# [Records shown]
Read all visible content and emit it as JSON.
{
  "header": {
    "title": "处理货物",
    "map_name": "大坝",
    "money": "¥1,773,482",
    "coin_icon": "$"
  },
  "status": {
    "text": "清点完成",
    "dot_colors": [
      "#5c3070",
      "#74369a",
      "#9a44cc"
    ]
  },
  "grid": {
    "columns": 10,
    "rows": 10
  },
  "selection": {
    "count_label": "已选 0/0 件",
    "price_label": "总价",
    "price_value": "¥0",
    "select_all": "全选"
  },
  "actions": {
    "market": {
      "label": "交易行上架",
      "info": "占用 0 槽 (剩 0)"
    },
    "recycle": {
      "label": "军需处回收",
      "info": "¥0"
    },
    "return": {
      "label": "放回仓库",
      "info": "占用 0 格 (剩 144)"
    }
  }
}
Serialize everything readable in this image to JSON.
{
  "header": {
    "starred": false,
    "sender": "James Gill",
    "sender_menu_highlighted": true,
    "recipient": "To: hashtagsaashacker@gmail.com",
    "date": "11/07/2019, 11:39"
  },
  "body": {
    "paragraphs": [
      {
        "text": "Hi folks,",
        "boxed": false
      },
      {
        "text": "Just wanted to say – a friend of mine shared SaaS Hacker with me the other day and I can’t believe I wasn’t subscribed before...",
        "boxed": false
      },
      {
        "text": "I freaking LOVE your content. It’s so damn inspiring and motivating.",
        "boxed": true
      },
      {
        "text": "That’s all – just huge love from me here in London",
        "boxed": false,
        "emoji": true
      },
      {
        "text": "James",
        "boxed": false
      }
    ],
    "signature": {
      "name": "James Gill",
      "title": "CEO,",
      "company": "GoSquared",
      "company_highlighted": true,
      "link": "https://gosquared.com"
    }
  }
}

# [Task to complete]
The line containing "Serialize everything readable" and every line after it, through the end of the records, should be repeated exactly and alone.

# [Answer for the task]
Serialize everything readable in this image to JSON.
{
  "header": {
    "starred": false,
    "sender": "James Gill",
    "sender_menu_highlighted": true,
    "recipient": "To: hashtagsaashacker@gmail.com",
    "date": "11/07/2019, 11:39"
  },
  "body": {
    "paragraphs": [
      {
        "text": "Hi folks,",
        "boxed": false
      },
      {
        "text": "Just wanted to say – a friend of mine shared SaaS Hacker with me the other day and I can’t believe I wasn’t subscribed before...",
        "boxed": false
      },
      {
        "text": "I freaking LOVE your content. It’s so damn inspiring and motivating.",
        "boxed": true
      },
      {
        "text": "That’s all – just huge love from me here in London",
        "boxed": false,
        "emoji": true
      },
      {
        "text": "James",
        "boxed": false
      }
    ],
    "signature": {
      "name": "James Gill",
      "title": "CEO,",
      "company": "GoSquared",
      "company_highlighted": true,
      "link": "https://gosquared.com"
    }
  }
}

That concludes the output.